-- start --

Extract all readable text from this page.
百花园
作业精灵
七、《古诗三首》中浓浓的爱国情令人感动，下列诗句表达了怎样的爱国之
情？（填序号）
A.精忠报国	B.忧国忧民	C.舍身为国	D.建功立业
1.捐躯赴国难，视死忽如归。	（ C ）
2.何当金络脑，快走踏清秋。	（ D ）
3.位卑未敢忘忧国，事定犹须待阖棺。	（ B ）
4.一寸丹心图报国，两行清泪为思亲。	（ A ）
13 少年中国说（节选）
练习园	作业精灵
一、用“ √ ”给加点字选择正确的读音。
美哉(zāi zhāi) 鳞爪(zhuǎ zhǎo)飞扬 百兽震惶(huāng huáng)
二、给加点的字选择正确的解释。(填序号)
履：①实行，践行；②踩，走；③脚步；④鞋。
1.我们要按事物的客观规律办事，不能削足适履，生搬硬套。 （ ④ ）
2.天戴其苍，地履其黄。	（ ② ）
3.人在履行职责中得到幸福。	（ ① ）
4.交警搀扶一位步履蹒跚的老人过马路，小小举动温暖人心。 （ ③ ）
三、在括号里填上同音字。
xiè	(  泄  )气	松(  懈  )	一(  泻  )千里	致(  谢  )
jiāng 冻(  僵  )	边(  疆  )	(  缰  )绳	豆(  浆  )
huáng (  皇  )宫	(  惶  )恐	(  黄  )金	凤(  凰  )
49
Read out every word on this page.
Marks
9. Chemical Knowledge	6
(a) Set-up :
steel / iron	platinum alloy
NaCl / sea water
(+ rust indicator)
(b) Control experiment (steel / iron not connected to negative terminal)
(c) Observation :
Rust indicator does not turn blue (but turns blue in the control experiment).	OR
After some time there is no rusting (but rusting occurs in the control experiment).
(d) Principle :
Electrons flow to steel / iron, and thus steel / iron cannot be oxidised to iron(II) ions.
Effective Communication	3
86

-- end --

• **WRITTEN REQUEST**
Only a number is expected here: the count of lines in the listing that hold the string "huáng".

• **RESULT BELOW**
2